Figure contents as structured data
▼
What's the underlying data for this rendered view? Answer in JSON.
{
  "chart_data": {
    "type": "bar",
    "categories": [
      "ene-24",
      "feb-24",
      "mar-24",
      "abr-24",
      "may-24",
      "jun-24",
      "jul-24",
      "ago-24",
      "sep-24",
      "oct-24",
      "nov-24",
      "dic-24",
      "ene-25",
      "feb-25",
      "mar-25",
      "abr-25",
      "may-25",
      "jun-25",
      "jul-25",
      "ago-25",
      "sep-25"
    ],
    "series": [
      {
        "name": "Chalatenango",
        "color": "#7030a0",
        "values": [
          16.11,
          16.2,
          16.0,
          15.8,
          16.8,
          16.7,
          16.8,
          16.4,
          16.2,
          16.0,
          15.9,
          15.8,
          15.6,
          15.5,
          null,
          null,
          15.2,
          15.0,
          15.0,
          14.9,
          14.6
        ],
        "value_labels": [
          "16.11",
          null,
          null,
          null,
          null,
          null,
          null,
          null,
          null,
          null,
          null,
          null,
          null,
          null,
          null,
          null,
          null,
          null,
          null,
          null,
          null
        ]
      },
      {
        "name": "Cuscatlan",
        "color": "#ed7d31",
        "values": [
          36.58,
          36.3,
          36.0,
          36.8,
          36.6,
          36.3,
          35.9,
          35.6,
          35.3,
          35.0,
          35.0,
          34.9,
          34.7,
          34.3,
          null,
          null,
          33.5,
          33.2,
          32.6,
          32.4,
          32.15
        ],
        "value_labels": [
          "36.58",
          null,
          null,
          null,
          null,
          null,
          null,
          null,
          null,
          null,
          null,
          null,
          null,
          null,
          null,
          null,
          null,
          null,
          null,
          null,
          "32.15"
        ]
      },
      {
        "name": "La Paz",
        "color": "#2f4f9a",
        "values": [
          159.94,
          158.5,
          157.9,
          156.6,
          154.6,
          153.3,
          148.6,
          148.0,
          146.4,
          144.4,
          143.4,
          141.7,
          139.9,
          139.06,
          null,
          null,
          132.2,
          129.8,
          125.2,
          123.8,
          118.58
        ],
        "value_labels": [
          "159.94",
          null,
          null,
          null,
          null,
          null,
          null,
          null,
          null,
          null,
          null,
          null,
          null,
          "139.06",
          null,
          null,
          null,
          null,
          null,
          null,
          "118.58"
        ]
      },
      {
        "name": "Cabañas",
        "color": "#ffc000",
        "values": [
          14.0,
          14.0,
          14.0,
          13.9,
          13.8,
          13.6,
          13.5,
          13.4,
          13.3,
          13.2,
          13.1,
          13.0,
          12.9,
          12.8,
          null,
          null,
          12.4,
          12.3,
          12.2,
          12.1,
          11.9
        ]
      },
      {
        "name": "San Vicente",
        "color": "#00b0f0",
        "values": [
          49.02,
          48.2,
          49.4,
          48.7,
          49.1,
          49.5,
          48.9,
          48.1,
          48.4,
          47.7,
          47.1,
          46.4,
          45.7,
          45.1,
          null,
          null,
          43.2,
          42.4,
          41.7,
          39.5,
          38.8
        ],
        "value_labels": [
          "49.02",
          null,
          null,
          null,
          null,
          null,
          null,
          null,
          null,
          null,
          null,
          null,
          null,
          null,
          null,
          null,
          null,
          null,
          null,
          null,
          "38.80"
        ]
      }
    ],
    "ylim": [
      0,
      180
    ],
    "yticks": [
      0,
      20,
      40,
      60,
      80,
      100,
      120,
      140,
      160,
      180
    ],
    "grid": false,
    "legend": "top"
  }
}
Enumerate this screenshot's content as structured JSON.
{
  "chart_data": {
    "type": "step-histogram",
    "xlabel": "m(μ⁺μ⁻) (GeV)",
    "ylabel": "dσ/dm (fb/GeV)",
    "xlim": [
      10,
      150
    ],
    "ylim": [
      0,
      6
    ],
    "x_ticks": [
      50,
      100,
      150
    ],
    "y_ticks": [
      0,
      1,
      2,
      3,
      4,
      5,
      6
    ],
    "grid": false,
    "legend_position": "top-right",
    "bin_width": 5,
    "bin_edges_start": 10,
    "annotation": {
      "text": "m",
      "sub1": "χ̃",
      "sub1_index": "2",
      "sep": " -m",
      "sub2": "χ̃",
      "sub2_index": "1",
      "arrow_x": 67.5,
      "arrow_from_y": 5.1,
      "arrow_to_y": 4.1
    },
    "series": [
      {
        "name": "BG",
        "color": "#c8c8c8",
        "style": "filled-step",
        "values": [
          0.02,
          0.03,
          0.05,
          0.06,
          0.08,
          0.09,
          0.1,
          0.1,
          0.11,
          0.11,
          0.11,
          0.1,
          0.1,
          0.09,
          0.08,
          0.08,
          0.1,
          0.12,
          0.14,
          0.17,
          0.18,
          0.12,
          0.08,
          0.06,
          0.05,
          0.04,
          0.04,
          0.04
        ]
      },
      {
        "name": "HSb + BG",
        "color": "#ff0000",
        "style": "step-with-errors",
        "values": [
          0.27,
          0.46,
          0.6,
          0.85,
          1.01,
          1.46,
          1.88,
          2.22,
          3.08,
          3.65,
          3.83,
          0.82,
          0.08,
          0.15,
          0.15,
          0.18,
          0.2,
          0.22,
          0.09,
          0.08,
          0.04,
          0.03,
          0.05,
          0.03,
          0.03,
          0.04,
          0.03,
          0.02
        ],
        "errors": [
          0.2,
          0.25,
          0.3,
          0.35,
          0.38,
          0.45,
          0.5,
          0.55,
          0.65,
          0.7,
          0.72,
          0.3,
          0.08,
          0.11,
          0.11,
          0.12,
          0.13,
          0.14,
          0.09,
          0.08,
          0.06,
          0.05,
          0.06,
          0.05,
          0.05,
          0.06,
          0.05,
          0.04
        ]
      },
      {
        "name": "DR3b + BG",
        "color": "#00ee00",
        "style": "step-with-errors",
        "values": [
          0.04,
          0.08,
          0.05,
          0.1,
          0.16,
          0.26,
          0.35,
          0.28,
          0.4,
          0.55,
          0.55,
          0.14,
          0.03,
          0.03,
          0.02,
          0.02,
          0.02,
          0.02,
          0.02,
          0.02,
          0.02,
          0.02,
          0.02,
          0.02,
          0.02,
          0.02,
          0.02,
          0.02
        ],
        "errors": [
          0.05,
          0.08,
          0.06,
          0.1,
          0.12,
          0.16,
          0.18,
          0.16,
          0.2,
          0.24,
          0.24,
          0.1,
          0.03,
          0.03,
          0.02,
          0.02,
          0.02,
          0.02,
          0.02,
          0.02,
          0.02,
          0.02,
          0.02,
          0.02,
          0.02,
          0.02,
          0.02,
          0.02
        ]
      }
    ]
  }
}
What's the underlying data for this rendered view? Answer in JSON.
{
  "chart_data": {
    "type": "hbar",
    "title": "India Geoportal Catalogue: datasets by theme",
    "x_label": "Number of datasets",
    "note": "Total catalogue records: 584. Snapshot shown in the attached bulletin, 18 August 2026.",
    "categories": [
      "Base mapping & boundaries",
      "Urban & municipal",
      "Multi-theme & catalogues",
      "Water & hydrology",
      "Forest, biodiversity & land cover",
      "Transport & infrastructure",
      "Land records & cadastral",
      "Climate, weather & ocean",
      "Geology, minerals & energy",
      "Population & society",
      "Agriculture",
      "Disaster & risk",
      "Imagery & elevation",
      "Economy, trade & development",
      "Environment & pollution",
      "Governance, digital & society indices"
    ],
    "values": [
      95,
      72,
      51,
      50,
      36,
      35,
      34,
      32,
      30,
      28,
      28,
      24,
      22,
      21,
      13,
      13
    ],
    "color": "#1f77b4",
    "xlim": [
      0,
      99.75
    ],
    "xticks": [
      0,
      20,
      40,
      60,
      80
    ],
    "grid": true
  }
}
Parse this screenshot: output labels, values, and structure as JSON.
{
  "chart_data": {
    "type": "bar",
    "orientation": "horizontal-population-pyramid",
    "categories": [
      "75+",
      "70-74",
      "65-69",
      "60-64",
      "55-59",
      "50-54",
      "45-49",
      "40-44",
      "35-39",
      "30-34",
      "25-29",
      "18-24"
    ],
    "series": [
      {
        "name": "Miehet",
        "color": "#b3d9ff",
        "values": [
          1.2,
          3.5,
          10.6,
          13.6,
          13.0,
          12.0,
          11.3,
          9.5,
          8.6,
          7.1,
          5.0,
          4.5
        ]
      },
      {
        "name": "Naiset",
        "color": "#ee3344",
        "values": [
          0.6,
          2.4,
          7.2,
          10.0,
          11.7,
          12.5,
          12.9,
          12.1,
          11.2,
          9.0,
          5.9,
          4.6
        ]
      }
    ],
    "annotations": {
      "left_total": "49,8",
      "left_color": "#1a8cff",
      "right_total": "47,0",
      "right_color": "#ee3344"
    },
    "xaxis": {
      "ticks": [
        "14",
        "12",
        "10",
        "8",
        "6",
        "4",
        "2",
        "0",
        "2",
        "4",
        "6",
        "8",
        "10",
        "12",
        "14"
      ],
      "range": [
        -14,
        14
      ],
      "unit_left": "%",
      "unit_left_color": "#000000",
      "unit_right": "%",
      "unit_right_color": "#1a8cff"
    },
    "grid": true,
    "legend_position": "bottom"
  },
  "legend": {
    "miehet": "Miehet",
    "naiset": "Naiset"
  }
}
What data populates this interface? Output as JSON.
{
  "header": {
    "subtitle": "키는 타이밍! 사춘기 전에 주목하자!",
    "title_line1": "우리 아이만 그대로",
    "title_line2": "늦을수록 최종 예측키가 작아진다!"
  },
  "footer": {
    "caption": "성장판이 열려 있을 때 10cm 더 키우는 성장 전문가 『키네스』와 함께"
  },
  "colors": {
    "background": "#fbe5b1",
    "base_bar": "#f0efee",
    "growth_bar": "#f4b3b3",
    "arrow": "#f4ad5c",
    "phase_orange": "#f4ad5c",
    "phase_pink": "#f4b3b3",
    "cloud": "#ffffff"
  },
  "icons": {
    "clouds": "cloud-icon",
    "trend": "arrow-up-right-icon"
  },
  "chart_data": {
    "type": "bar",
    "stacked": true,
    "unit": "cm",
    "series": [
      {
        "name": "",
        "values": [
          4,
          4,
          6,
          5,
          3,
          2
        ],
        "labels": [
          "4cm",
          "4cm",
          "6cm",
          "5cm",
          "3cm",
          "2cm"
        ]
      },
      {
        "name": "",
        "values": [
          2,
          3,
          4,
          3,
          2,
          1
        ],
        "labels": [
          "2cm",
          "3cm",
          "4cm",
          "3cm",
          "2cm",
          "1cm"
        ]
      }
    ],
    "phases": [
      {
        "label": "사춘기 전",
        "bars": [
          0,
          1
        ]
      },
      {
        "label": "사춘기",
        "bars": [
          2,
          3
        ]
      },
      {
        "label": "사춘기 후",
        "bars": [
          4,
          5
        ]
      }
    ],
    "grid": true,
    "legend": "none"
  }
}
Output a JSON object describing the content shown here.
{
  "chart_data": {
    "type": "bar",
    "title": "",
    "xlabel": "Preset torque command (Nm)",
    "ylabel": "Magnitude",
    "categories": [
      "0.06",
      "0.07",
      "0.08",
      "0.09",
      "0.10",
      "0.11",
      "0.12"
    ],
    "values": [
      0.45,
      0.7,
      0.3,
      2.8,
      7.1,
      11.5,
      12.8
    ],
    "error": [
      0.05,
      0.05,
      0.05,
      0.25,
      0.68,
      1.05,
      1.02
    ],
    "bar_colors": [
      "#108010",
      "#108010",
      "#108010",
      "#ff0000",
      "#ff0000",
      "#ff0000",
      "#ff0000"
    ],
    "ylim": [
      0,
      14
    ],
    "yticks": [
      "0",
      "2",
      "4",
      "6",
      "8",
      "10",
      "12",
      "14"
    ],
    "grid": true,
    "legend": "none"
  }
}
▲
▶ [Exercise prompt]
Return, word for word, every line from the line with "Output a JSON" to the final line of the data.

▶ [Result of the exercise]
Output a JSON object describing the content shown here.
{
  "chart_data": {
    "type": "bar",
    "title": "",
    "xlabel": "Preset torque command (Nm)",
    "ylabel": "Magnitude",
    "categories": [
      "0.06",
      "0.07",
      "0.08",
      "0.09",
      "0.10",
      "0.11",
      "0.12"
    ],
    "values": [
      0.45,
      0.7,
      0.3,
      2.8,
      7.1,
      11.5,
      12.8
    ],
    "error": [
      0.05,
      0.05,
      0.05,
      0.25,
      0.68,
      1.05,
      1.02
    ],
    "bar_colors": [
      "#108010",
      "#108010",
      "#108010",
      "#ff0000",
      "#ff0000",
      "#ff0000",
      "#ff0000"
    ],
    "ylim": [
      0,
      14
    ],
    "yticks": [
      "0",
      "2",
      "4",
      "6",
      "8",
      "10",
      "12",
      "14"
    ],
    "grid": true,
    "legend": "none"
  }
}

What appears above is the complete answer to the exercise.